--- start of Text passage ---
What UK employers need to know about alcohol, football fever, and fitness for work 

 

The 2026 FIFA World Cup kicked off on 11 June and runs until 19 July — right in the middle of the working year. With matches broadcast live across the USA, Canada and Mexico, many games will be screened in the evenings and at weekends here in the UK. But some kick-off times will fall during the working day, and the early hours of the morning, and with England and Scotland (should they progress) generating the kind of national excitement that sees pubs fill up, employers need to be ready. 


This is not about being the fun police. It is about ensuring your business continues to operate safely, that employees are not put at risk, and that you have the right frameworks in place should things go wrong. Here is what you need to know. 


Watching football on TV with a drink
Watching football on TV with a drink

 

Why This Matters for Health and Safety 


Alcohol at work — or coming to work impaired — is not simply a conduct issue. It is a health and safety issue, and UK law is clear on employer responsibilities. 


Under the Health and Safety at Work etc. Act 1974, employers have a duty to ensure, so far as is reasonably practicable, the health, safety and welfare of all employees. The Management of Health and Safety at Work Regulations 1999 further require employers to assess risks in the workplace — including those arising from impairment. 


The Transport and Works Act 1992 makes it a criminal offence for certain workers (those operating trains, aircraft, vessels, and related safety-critical functions) to be unfit through drink or drugs while on duty. For most workplaces it stops short of criminal liability, but the civil and disciplinary consequences of getting it wrong are significant. 


If an employee causes or contributes to an accident while impaired, and you had no policy in place and took no action despite signs of intoxication, your exposure as an employer — legally, financially, and reputationally — could be severe. 

 

What Should You Actually Do?
--- end of Text passage ---
§ **Set task 1**: Render the records as a Markdown table with the columns Row and Line, starting at the line that contains "- status-time: 21:50: [36, 8, 97, 35]" and ending at the line that contains "- laughing-emoji-icon: [541, 1123, 571, 1160]". Number each line and leave out any blank lines.
--- start of Data supplied ---
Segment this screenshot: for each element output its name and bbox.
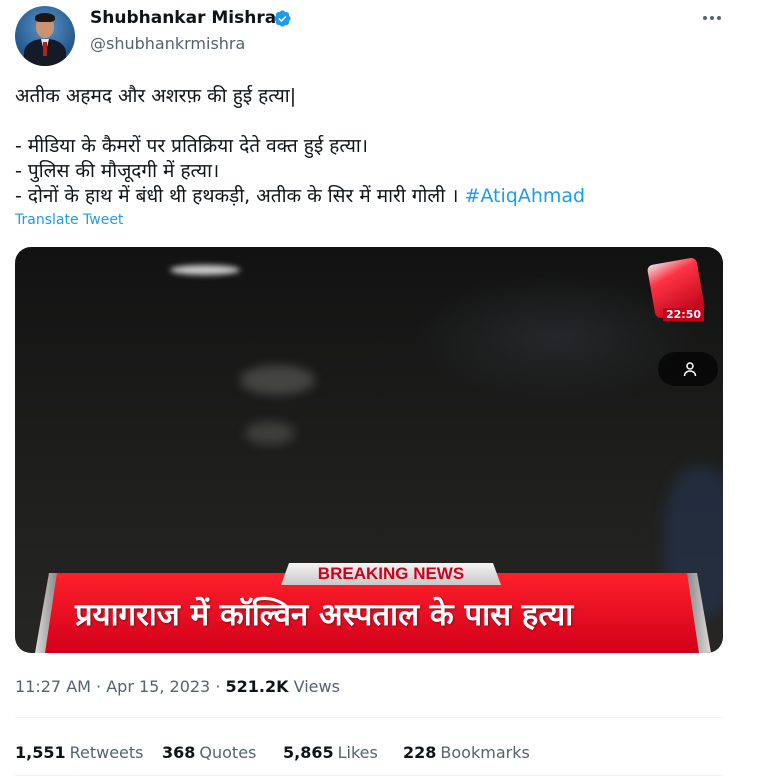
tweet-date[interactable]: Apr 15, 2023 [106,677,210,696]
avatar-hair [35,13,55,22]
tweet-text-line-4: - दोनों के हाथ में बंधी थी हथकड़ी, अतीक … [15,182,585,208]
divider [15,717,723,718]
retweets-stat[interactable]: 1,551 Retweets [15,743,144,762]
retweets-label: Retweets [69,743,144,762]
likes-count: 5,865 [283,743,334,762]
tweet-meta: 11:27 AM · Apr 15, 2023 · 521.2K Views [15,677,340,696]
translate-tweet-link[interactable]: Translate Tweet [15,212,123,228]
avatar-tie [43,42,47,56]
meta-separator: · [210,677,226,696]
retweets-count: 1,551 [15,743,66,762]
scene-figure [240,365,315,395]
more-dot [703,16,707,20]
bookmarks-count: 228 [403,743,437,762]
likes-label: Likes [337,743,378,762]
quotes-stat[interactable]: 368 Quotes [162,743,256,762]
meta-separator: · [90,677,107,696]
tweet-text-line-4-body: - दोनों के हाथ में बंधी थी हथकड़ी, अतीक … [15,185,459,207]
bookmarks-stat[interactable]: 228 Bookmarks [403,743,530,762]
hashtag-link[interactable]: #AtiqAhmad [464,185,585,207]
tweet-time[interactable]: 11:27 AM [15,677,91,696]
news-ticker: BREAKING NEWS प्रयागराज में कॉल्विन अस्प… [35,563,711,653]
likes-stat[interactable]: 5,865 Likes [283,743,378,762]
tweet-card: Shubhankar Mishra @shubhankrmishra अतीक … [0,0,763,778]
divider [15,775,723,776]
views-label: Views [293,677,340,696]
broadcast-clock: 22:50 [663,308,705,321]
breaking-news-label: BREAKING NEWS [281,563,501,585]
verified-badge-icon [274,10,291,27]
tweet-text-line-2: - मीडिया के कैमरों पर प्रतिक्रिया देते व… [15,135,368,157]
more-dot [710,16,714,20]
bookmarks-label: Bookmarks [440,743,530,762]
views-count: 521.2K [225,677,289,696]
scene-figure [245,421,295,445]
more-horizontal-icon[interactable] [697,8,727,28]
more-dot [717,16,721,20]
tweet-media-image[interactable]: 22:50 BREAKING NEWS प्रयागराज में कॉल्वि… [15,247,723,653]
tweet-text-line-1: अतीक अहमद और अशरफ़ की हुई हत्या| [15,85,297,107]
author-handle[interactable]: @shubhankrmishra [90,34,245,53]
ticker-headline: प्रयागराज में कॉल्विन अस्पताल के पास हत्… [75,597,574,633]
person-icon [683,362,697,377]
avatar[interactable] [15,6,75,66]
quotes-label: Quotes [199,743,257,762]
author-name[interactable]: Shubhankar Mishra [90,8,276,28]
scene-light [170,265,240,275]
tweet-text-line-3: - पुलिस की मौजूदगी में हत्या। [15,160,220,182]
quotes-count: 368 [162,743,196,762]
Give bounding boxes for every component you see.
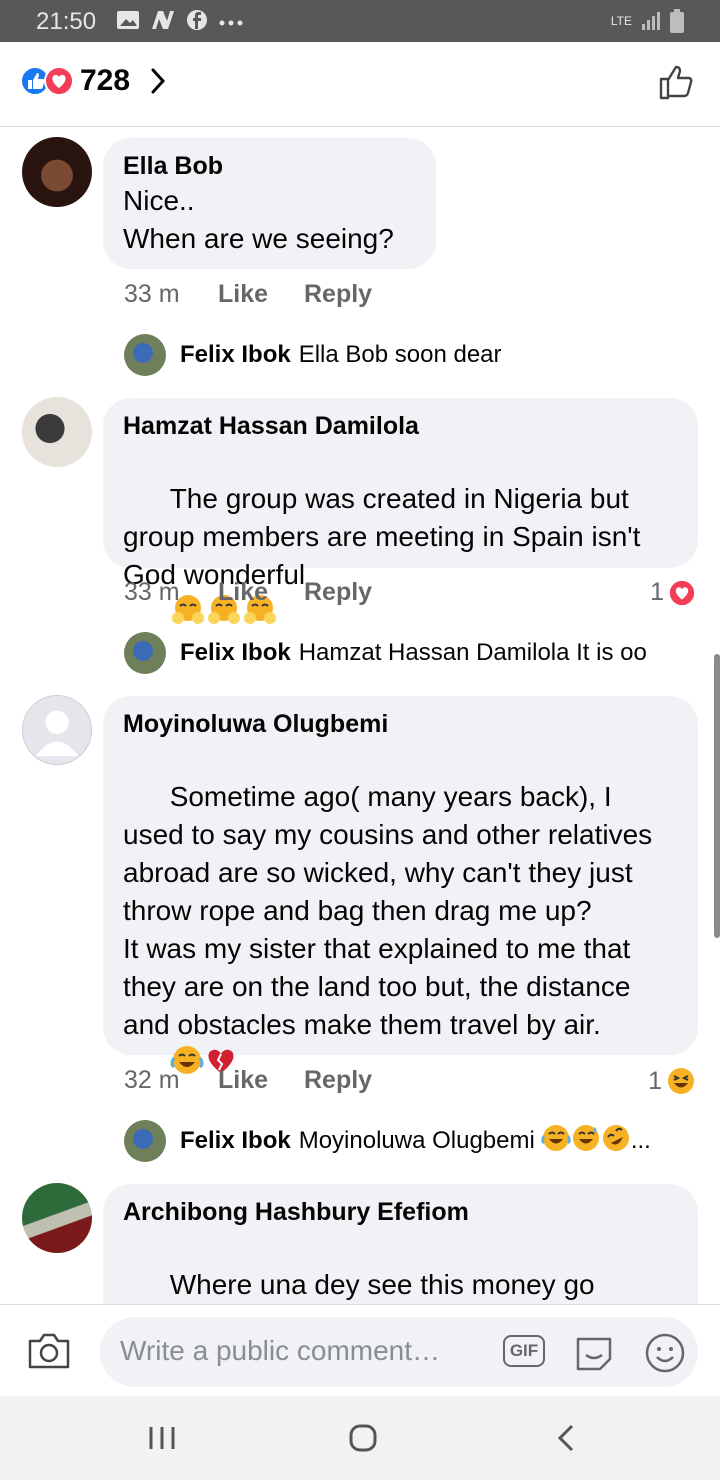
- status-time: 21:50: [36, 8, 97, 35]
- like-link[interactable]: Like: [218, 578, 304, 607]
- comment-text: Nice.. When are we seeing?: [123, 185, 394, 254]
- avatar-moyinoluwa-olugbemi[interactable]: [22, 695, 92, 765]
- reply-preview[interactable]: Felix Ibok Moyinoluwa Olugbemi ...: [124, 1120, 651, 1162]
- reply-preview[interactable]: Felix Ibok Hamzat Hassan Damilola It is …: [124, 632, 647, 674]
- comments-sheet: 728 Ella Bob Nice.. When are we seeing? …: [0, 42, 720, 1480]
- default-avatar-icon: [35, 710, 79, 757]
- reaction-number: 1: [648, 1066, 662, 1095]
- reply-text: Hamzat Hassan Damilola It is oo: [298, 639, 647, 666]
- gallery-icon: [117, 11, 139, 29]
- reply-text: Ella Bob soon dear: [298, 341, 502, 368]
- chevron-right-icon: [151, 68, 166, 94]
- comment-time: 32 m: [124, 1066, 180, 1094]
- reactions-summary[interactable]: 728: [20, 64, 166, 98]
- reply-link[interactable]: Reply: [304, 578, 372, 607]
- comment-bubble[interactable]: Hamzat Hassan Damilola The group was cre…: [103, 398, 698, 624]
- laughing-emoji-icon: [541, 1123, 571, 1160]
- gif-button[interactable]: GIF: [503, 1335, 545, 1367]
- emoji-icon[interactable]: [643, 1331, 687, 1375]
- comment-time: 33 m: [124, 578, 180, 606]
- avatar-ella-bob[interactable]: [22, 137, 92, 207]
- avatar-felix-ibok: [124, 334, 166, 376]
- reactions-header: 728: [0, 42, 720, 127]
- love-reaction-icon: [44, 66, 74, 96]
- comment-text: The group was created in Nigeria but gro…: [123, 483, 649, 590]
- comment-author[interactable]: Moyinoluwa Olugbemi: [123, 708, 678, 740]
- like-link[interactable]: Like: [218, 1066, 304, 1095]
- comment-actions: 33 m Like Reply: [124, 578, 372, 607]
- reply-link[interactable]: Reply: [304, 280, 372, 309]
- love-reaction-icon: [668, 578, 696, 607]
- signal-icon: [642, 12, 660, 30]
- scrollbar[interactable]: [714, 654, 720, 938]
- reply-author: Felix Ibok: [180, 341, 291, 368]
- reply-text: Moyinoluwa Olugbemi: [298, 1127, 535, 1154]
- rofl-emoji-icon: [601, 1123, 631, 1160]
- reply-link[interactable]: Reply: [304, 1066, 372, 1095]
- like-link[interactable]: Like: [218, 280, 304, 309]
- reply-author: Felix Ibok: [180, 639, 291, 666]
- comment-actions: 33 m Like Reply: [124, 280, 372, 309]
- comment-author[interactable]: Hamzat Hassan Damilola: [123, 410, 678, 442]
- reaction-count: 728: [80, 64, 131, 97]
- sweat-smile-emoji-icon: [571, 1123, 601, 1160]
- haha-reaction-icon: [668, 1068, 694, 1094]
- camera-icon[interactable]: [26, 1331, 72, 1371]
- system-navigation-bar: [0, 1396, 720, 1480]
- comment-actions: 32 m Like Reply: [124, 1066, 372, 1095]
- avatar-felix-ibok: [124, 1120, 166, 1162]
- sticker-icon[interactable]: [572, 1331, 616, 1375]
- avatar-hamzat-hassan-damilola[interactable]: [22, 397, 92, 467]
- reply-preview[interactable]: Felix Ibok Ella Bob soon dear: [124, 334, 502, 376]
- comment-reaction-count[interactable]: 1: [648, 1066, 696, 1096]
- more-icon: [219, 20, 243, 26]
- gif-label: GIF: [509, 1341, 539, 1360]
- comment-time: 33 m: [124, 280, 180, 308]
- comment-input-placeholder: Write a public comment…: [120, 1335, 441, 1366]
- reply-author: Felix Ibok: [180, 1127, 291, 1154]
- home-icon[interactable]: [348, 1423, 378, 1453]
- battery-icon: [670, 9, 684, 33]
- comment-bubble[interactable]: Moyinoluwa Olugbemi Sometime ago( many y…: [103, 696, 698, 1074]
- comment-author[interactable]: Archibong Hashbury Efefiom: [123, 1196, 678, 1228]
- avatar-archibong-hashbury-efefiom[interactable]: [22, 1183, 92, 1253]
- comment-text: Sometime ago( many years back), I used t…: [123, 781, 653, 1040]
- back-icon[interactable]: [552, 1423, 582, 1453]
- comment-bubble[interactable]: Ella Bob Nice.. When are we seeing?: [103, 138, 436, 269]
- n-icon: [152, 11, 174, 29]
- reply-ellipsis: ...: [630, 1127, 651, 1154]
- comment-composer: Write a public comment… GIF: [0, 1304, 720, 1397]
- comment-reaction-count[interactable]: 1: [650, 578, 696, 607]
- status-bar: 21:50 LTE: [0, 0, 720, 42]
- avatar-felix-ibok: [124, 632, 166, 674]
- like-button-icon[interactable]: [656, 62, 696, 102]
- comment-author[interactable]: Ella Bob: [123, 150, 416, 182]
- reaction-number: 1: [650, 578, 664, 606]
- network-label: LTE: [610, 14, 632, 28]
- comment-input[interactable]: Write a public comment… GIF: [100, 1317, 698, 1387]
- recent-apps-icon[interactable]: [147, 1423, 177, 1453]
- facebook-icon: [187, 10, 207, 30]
--- end of Data supplied ---
--- start of Data supplied ---
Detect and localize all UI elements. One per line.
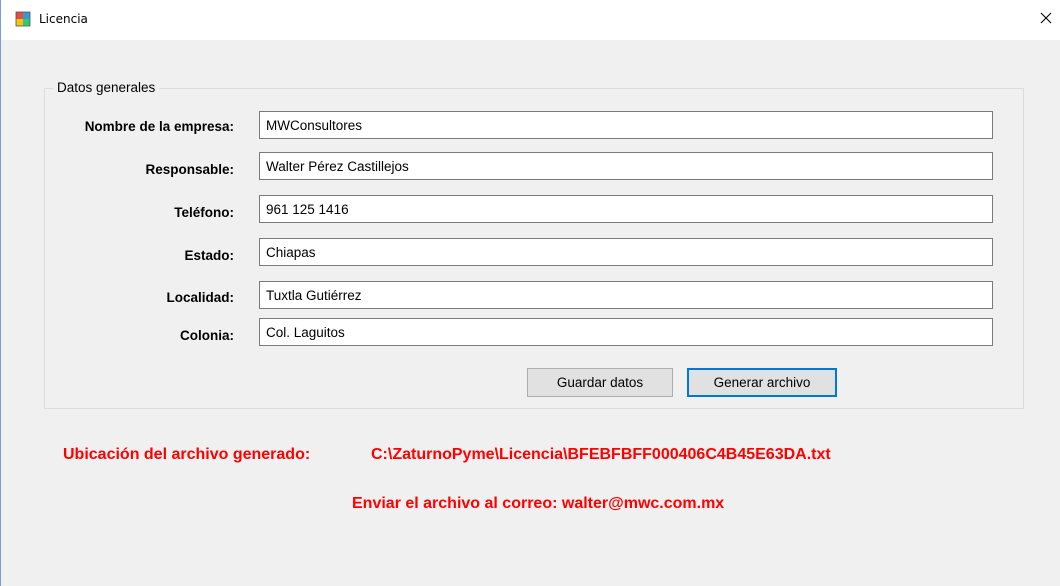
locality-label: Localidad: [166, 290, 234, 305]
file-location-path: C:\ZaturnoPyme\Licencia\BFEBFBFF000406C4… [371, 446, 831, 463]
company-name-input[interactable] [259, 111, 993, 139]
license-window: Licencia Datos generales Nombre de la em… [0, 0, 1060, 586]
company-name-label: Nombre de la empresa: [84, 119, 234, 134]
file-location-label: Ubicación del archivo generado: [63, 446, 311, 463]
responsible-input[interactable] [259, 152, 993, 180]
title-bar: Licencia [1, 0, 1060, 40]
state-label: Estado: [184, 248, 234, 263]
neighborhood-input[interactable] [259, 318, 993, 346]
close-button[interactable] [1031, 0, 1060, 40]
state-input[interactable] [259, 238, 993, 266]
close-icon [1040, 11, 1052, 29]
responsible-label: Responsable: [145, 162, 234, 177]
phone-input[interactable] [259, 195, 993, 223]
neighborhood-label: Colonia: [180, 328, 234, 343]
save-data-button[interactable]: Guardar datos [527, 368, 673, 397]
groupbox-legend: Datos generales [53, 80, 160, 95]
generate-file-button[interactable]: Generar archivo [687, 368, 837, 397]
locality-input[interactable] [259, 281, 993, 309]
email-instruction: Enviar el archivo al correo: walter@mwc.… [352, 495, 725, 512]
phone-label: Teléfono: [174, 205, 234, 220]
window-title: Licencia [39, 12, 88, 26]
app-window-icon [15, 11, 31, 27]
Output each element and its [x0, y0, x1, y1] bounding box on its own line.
--- end of Data supplied ---
§ **Set task 2**: Restate the full text on alcohol, football fever and fitness for work word for word.

§ **Worked answer 1**:
| Row | Line |
|---|---|
| 1 | - status-time: 21:50: [36, 8, 97, 35] |
| 2 | - like-link[interactable]: Like: [218, 578, 304, 607] |
| 3 | - comment-text: Nice.. When are we seeing?: [123, 185, 394, 254] |
| 4 | - avatar-moyinoluwa-olugbemi[interactable]: [22, 695, 92, 765] |
| 5 | - reply-preview[interactable]: Felix Ibok Moyinoluwa Olugbemi ...: [124, 1120, 651, 1162] |
| 6 | - reply-preview[interactable]: Felix Ibok Hamzat Hassan Damilola It is …: [124, 632, 647, 674] |
| 7 | - comments-sheet: 728 Ella Bob Nice.. When are we seeing? …: [0, 42, 720, 1480] |
| 8 | - default-avatar-icon: [35, 710, 79, 757] |
| 9 | - reaction-number: 1: [648, 1066, 662, 1095] |
| 10 | - reply-text: Hamzat Hassan Damilola It is oo: [298, 639, 647, 666] |
| 11 | - gallery-icon: [117, 11, 139, 29] |
| 12 | - reply-text: Ella Bob soon dear: [298, 341, 502, 368] |
| 13 | - chevron-right-icon: [151, 68, 166, 94] |
| 14 | - comment-time: 32 m: [124, 1066, 180, 1094] |
| 15 | - reactions-summary[interactable]: 728: [20, 64, 166, 98] |
| 16 | - reply-link[interactable]: Reply: [304, 578, 372, 607] |
| 17 | - comment-bubble[interactable]: Hamzat Hassan Damilola The group was cre…: [103, 398, 698, 624] |
| 18 | - laughing-emoji-icon: [541, 1123, 571, 1160] |

§ **Worked answer 2**:
What UK employers need to know about alcohol, football fever, and fitness for work 

 

The 2026 FIFA World Cup kicked off on 11 June and runs until 19 July — right in the middle of the working year. With matches broadcast live across the USA, Canada and Mexico, many games will be screened in the evenings and at weekends here in the UK. But some kick-off times will fall during the working day, and the early hours of the morning, and with England and Scotland (should they progress) generating the kind of national excitement that sees pubs fill up, employers need to be ready. 


This is not about being the fun police. It is about ensuring your business continues to operate safely, that employees are not put at risk, and that you have the right frameworks in place should things go wrong. Here is what you need to know. 


Watching football on TV with a drink
Watching football on TV with a drink

 

Why This Matters for Health and Safety 


Alcohol at work — or coming to work impaired — is not simply a conduct issue. It is a health and safety issue, and UK law is clear on employer responsibilities. 


Under the Health and Safety at Work etc. Act 1974, employers have a duty to ensure, so far as is reasonably practicable, the health, safety and welfare of all employees. The Management of Health and Safety at Work Regulations 1999 further require employers to assess risks in the workplace — including those arising from impairment. 


The Transport and Works Act 1992 makes it a criminal offence for certain workers (those operating trains, aircraft, vessels, and related safety-critical functions) to be unfit through drink or drugs while on duty. For most workplaces it stops short of criminal liability, but the civil and disciplinary consequences of getting it wrong are significant. 


If an employee causes or contributes to an accident while impaired, and you had no policy in place and took no action despite signs of intoxication, your exposure as an employer — legally, financially, and reputationally — could be severe. 

 

What Should You Actually Do?